> _Stated task_
Repeat the records word for word, excluding any picture.
☆ ☆ ☆ ☆
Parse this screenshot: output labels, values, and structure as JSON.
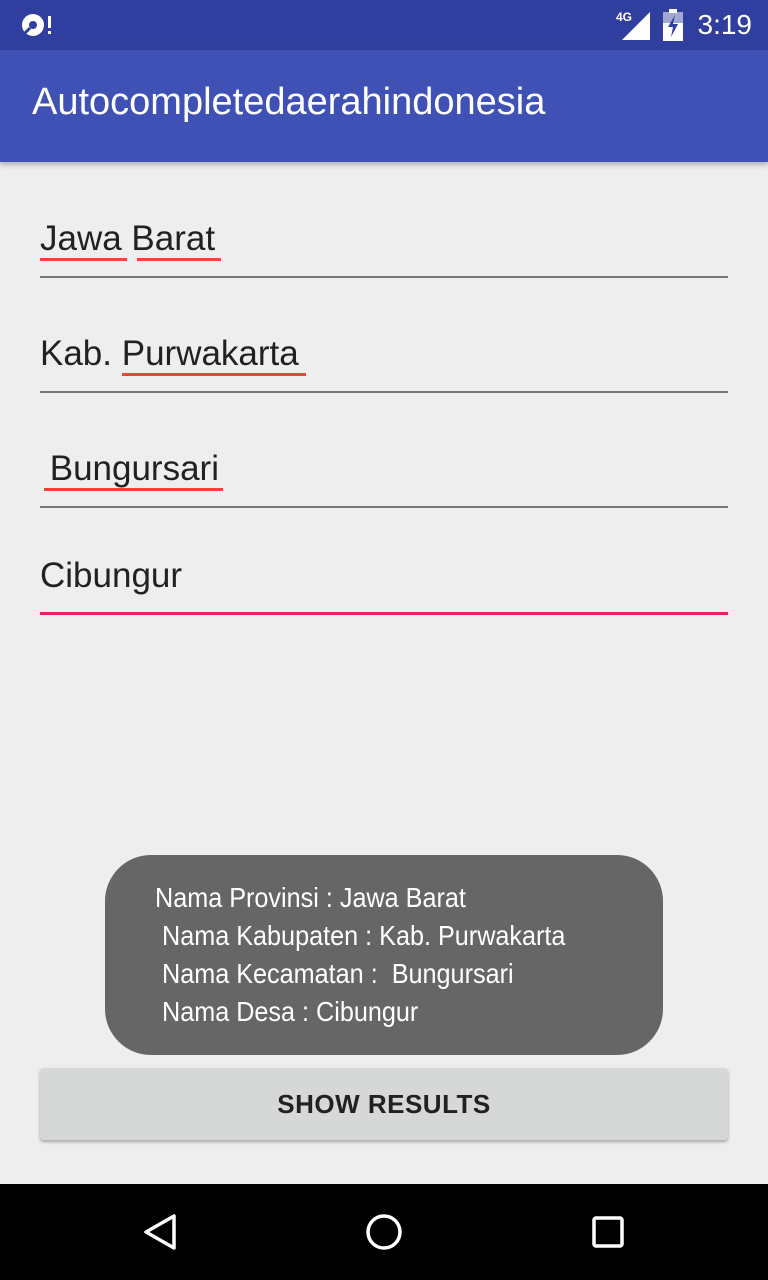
{
  "status_bar": {
    "network_label": "4G",
    "time": "3:19",
    "icons": [
      "app-notification-icon",
      "signal-icon",
      "battery-icon"
    ]
  },
  "app_bar": {
    "title": "Autocompletedaerahindonesia",
    "color": "#3f51b5",
    "status_color": "#303f9f"
  },
  "form": {
    "provinsi": "Jawa Barat",
    "kabupaten": "Kab. Purwakarta",
    "kecamatan": " Bungursari",
    "desa": "Cibungur"
  },
  "toast": {
    "lines": [
      "Nama Provinsi : Jawa Barat",
      " Nama Kabupaten : Kab. Purwakarta",
      " Nama Kecamatan :  Bungursari",
      " Nama Desa : Cibungur"
    ]
  },
  "button": {
    "label": "SHOW RESULTS"
  },
  "nav": {
    "icons": [
      "back-icon",
      "home-icon",
      "recents-icon"
    ]
  },
  "colors": {
    "accent": "#e91e63",
    "spellcheck": "#f44336"
  }
}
☆ ☆ ☆ ☆
> _Response to the task_
Parse this screenshot: output labels, values, and structure as JSON.
{
  "status_bar": {
    "network_label": "4G",
    "time": "3:19",
    "icons": [
      "app-notification-icon",
      "signal-icon",
      "battery-icon"
    ]
  },
  "app_bar": {
    "title": "Autocompletedaerahindonesia",
    "color": "#3f51b5",
    "status_color": "#303f9f"
  },
  "form": {
    "provinsi": "Jawa Barat",
    "kabupaten": "Kab. Purwakarta",
    "kecamatan": " Bungursari",
    "desa": "Cibungur"
  },
  "toast": {
    "lines": [
      "Nama Provinsi : Jawa Barat",
      " Nama Kabupaten : Kab. Purwakarta",
      " Nama Kecamatan :  Bungursari",
      " Nama Desa : Cibungur"
    ]
  },
  "button": {
    "label": "SHOW RESULTS"
  },
  "nav": {
    "icons": [
      "back-icon",
      "home-icon",
      "recents-icon"
    ]
  },
  "colors": {
    "accent": "#e91e63",
    "spellcheck": "#f44336"
  }
}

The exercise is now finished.